╭─ Data lines

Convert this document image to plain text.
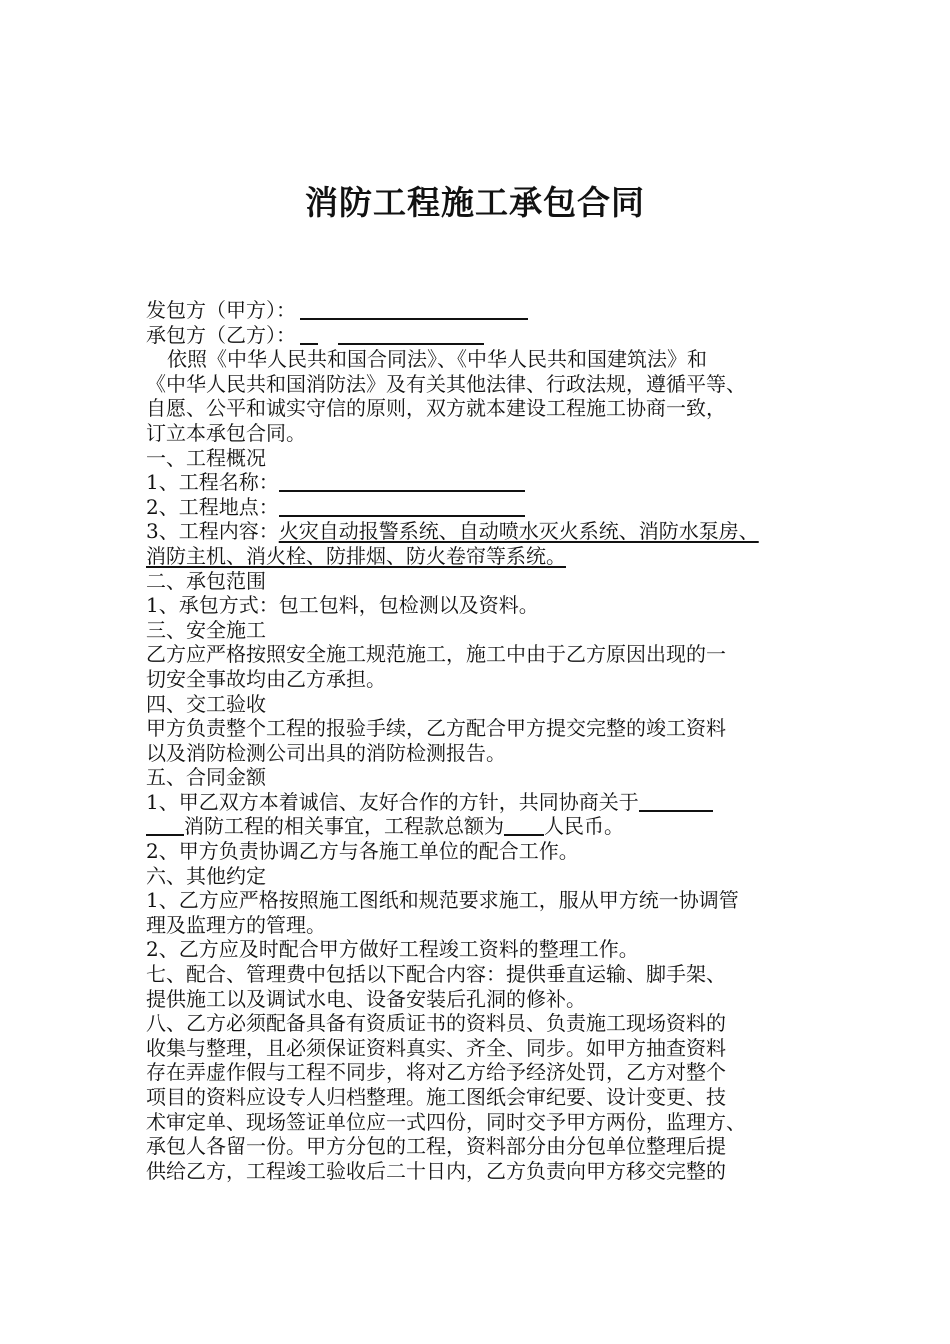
消防工程施工承包合同
发包方（甲方）：
承包方（乙方）：
依照《中华人民共和国合同法》、《中华人民共和国建筑法》和
《中华人民共和国消防法》及有关其他法律、行政法规，遵循平等、
自愿、公平和诚实守信的原则，双方就本建设工程施工协商一致，
订立本承包合同。
一、工程概况
1、工程名称：
2、工程地点：
3、工程内容：火灾自动报警系统、自动喷水灭火系统、消防水泵房、
消防主机、消火栓、防排烟、防火卷帘等系统。
二、承包范围
1、承包方式：包工包料，包检测以及资料。
三、安全施工
乙方应严格按照安全施工规范施工，施工中由于乙方原因出现的一
切安全事故均由乙方承担。
四、交工验收
甲方负责整个工程的报验手续，乙方配合甲方提交完整的竣工资料
以及消防检测公司出具的消防检测报告。
五、合同金额
1、甲乙双方本着诚信、友好合作的方针，共同协商关于
消防工程的相关事宜，工程款总额为 人民币。
2、甲方负责协调乙方与各施工单位的配合工作。
六、其他约定
1、乙方应严格按照施工图纸和规范要求施工，服从甲方统一协调管
理及监理方的管理。
2、乙方应及时配合甲方做好工程竣工资料的整理工作。
七、配合、管理费中包括以下配合内容：提供垂直运输、脚手架、
提供施工以及调试水电、设备安装后孔洞的修补。
八、乙方必须配备具备有资质证书的资料员、负责施工现场资料的
收集与整理，且必须保证资料真实、齐全、同步。如甲方抽查资料
存在弄虚作假与工程不同步，将对乙方给予经济处罚，乙方对整个
项目的资料应设专人归档整理。施工图纸会审纪要、设计变更、技
术审定单、现场签证单位应一式四份，同时交予甲方两份，监理方、
承包人各留一份。甲方分包的工程，资料部分由分包单位整理后提
供给乙方，工程竣工验收后二十日内，乙方负责向甲方移交完整的
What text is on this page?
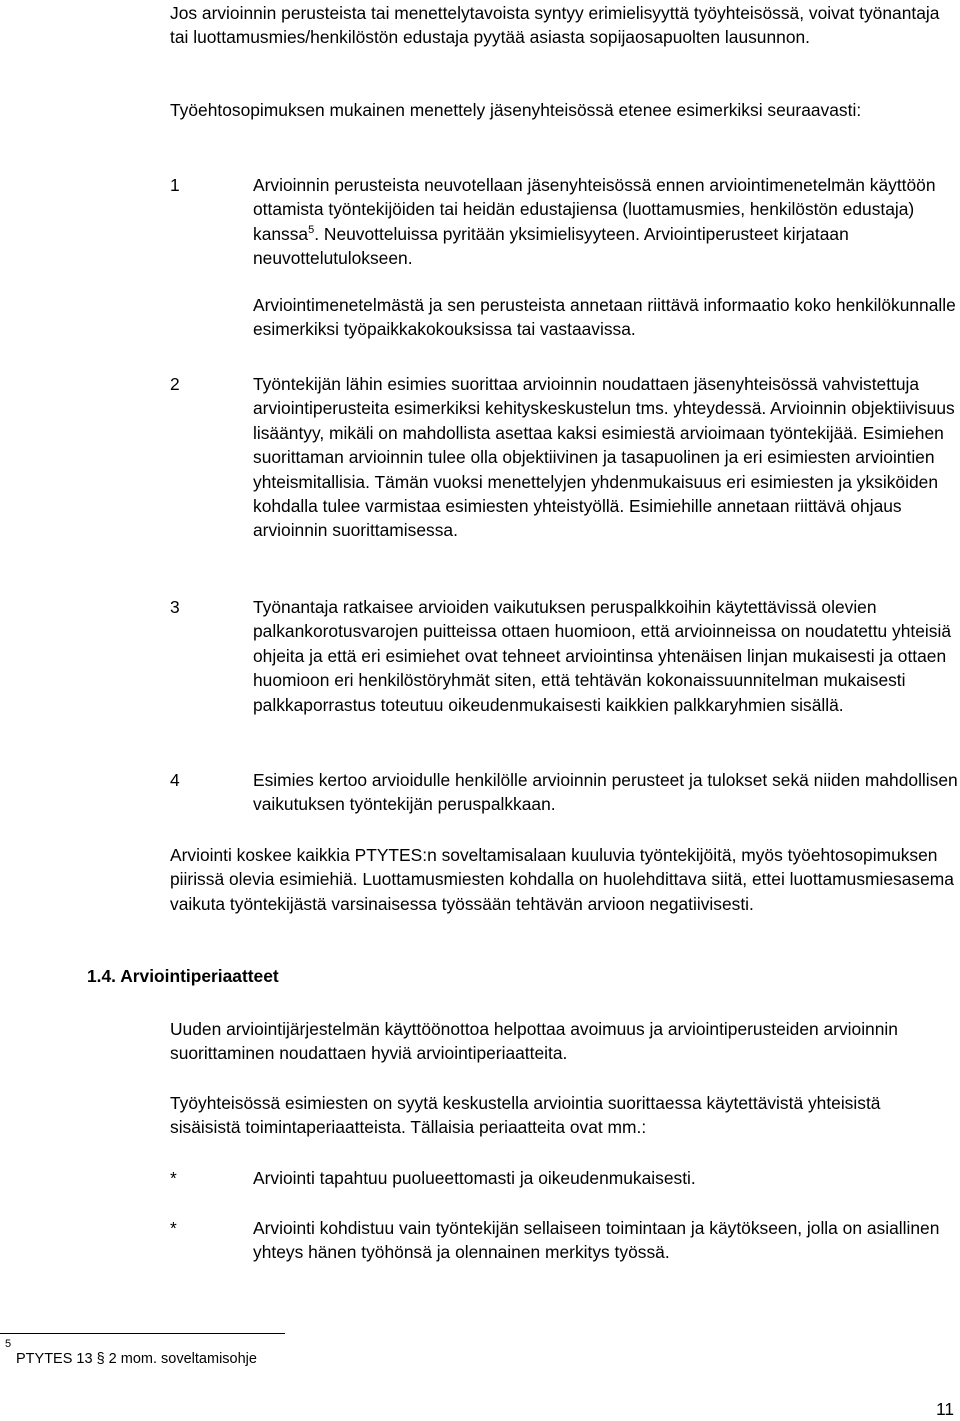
Jos arvioinnin perusteista tai menettelytavoista syntyy erimielisyyttä työyhteisössä, voivat työnantaja tai luottamusmies/henkilöstön edustaja pyytää asiasta sopijaosapuolten lausunnon.

Työehtosopimuksen mukainen menettely jäsenyhteisössä etenee esimerkiksi seuraavasti:

1	Arvioinnin perusteista neuvotellaan jäsenyhteisössä ennen arviointimenetelmän käyttöön ottamista työntekijöiden tai heidän edustajiensa (luottamusmies, henkilöstön edustaja) kanssa$^5$. Neuvotteluissa pyritään yksimielisyyteen. Arviointiperusteet kirjataan neuvottelutulokseen.

Arviointimenetelmästä ja sen perusteista annetaan riittävä informaatio koko henkilökunnalle esimerkiksi työpaikkakokouksissa tai vastaavissa.

2	Työntekijän lähin esimies suorittaa arvioinnin noudattaen jäsenyhteisössä vahvistettuja arviointiperusteita esimerkiksi kehityskeskustelun tms. yhteydessä. Arvioinnin objektiivisuus lisääntyy, mikäli on mahdollista asettaa kaksi esimiestä arvioimaan työntekijää. Esimiehen suorittaman arvioinnin tulee olla objektiivinen ja tasapuolinen ja eri esimiesten arviointien yhteismitallisia. Tämän vuoksi menettelyjen yhdenmukaisuus eri esimiesten ja yksiköiden kohdalla tulee varmistaa esimiesten yhteistyöllä. Esimiehille annetaan riittävä ohjaus arvioinnin suorittamisessa.

3	Työnantaja ratkaisee arvioiden vaikutuksen peruspalkkoihin käytettävissä olevien palkankorotusvarojen puitteissa ottaen huomioon, että arvioinneissa on noudatettu yhteisiä ohjeita ja että eri esimiehet ovat tehneet arviointinsa yhtenäisen linjan mukaisesti ja ottaen huomioon eri henkilöstöryhmät siten, että tehtävän kokonaissuunnitelman mukaisesti palkkaporrastus toteutuu oikeudenmukaisesti kaikkien palkkaryhmien sisällä.

4	Esimies kertoo arvioidulle henkilölle arvioinnin perusteet ja tulokset sekä niiden mahdollisen vaikutuksen työntekijän peruspalkkaan.

Arviointi koskee kaikkia PTYTES:n soveltamisalaan kuuluvia työntekijöitä, myös työehtosopimuksen piirissä olevia esimiehiä. Luottamusmiesten kohdalla on huolehdittava siitä, ettei luottamusmiesasema vaikuta työntekijästä varsinaisessa työssään tehtävän arvioon negatiivisesti.

1.4. Arviointiperiaatteet

Uuden arviointijärjestelmän käyttöönottoa helpottaa avoimuus ja arviointiperusteiden arvioinnin suorittaminen noudattaen hyviä arviointiperiaatteita.

Työyhteisössä esimiesten on syytä keskustella arviointia suorittaessa käytettävistä yhteisistä sisäisistä toimintaperiaatteista. Tällaisia periaatteita ovat mm.:

*	Arviointi tapahtuu puolueettomasti ja oikeudenmukaisesti.

*	Arviointi kohdistuu vain työntekijän sellaiseen toimintaan ja käytökseen, jolla on asiallinen yhteys hänen työhönsä ja olennainen merkitys työssä.

5
PTYTES 13 § 2 mom. soveltamisohje
11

╰─

What to work on.
Return each line from the material above exactly, but not the pictures.

Task solution.
Convert this document image to plain text.
消防工程施工承包合同
发包方（甲方）：
承包方（乙方）：
依照《中华人民共和国合同法》、《中华人民共和国建筑法》和
《中华人民共和国消防法》及有关其他法律、行政法规，遵循平等、
自愿、公平和诚实守信的原则，双方就本建设工程施工协商一致，
订立本承包合同。
一、工程概况
1、工程名称：
2、工程地点：
3、工程内容：火灾自动报警系统、自动喷水灭火系统、消防水泵房、
消防主机、消火栓、防排烟、防火卷帘等系统。
二、承包范围
1、承包方式：包工包料，包检测以及资料。
三、安全施工
乙方应严格按照安全施工规范施工，施工中由于乙方原因出现的一
切安全事故均由乙方承担。
四、交工验收
甲方负责整个工程的报验手续，乙方配合甲方提交完整的竣工资料
以及消防检测公司出具的消防检测报告。
五、合同金额
1、甲乙双方本着诚信、友好合作的方针，共同协商关于
消防工程的相关事宜，工程款总额为 人民币。
2、甲方负责协调乙方与各施工单位的配合工作。
六、其他约定
1、乙方应严格按照施工图纸和规范要求施工，服从甲方统一协调管
理及监理方的管理。
2、乙方应及时配合甲方做好工程竣工资料的整理工作。
七、配合、管理费中包括以下配合内容：提供垂直运输、脚手架、
提供施工以及调试水电、设备安装后孔洞的修补。
八、乙方必须配备具备有资质证书的资料员、负责施工现场资料的
收集与整理，且必须保证资料真实、齐全、同步。如甲方抽查资料
存在弄虚作假与工程不同步，将对乙方给予经济处罚，乙方对整个
项目的资料应设专人归档整理。施工图纸会审纪要、设计变更、技
术审定单、现场签证单位应一式四份，同时交予甲方两份，监理方、
承包人各留一份。甲方分包的工程，资料部分由分包单位整理后提
供给乙方，工程竣工验收后二十日内，乙方负责向甲方移交完整的
What text is on this page?
Jos arvioinnin perusteista tai menettelytavoista syntyy erimielisyyttä työyhteisössä, voivat työnantaja tai luottamusmies/henkilöstön edustaja pyytää asiasta sopijaosapuolten lausunnon.

Työehtosopimuksen mukainen menettely jäsenyhteisössä etenee esimerkiksi seuraavasti:

1	Arvioinnin perusteista neuvotellaan jäsenyhteisössä ennen arviointimenetelmän käyttöön ottamista työntekijöiden tai heidän edustajiensa (luottamusmies, henkilöstön edustaja) kanssa$^5$. Neuvotteluissa pyritään yksimielisyyteen. Arviointiperusteet kirjataan neuvottelutulokseen.

Arviointimenetelmästä ja sen perusteista annetaan riittävä informaatio koko henkilökunnalle esimerkiksi työpaikkakokouksissa tai vastaavissa.

2	Työntekijän lähin esimies suorittaa arvioinnin noudattaen jäsenyhteisössä vahvistettuja arviointiperusteita esimerkiksi kehityskeskustelun tms. yhteydessä. Arvioinnin objektiivisuus lisääntyy, mikäli on mahdollista asettaa kaksi esimiestä arvioimaan työntekijää. Esimiehen suorittaman arvioinnin tulee olla objektiivinen ja tasapuolinen ja eri esimiesten arviointien yhteismitallisia. Tämän vuoksi menettelyjen yhdenmukaisuus eri esimiesten ja yksiköiden kohdalla tulee varmistaa esimiesten yhteistyöllä. Esimiehille annetaan riittävä ohjaus arvioinnin suorittamisessa.

3	Työnantaja ratkaisee arvioiden vaikutuksen peruspalkkoihin käytettävissä olevien palkankorotusvarojen puitteissa ottaen huomioon, että arvioinneissa on noudatettu yhteisiä ohjeita ja että eri esimiehet ovat tehneet arviointinsa yhtenäisen linjan mukaisesti ja ottaen huomioon eri henkilöstöryhmät siten, että tehtävän kokonaissuunnitelman mukaisesti palkkaporrastus toteutuu oikeudenmukaisesti kaikkien palkkaryhmien sisällä.

4	Esimies kertoo arvioidulle henkilölle arvioinnin perusteet ja tulokset sekä niiden mahdollisen vaikutuksen työntekijän peruspalkkaan.

Arviointi koskee kaikkia PTYTES:n soveltamisalaan kuuluvia työntekijöitä, myös työehtosopimuksen piirissä olevia esimiehiä. Luottamusmiesten kohdalla on huolehdittava siitä, ettei luottamusmiesasema vaikuta työntekijästä varsinaisessa työssään tehtävän arvioon negatiivisesti.

1.4. Arviointiperiaatteet

Uuden arviointijärjestelmän käyttöönottoa helpottaa avoimuus ja arviointiperusteiden arvioinnin suorittaminen noudattaen hyviä arviointiperiaatteita.

Työyhteisössä esimiesten on syytä keskustella arviointia suorittaessa käytettävistä yhteisistä sisäisistä toimintaperiaatteista. Tällaisia periaatteita ovat mm.:

*	Arviointi tapahtuu puolueettomasti ja oikeudenmukaisesti.

*	Arviointi kohdistuu vain työntekijän sellaiseen toimintaan ja käytökseen, jolla on asiallinen yhteys hänen työhönsä ja olennainen merkitys työssä.

5
PTYTES 13 § 2 mom. soveltamisohje
11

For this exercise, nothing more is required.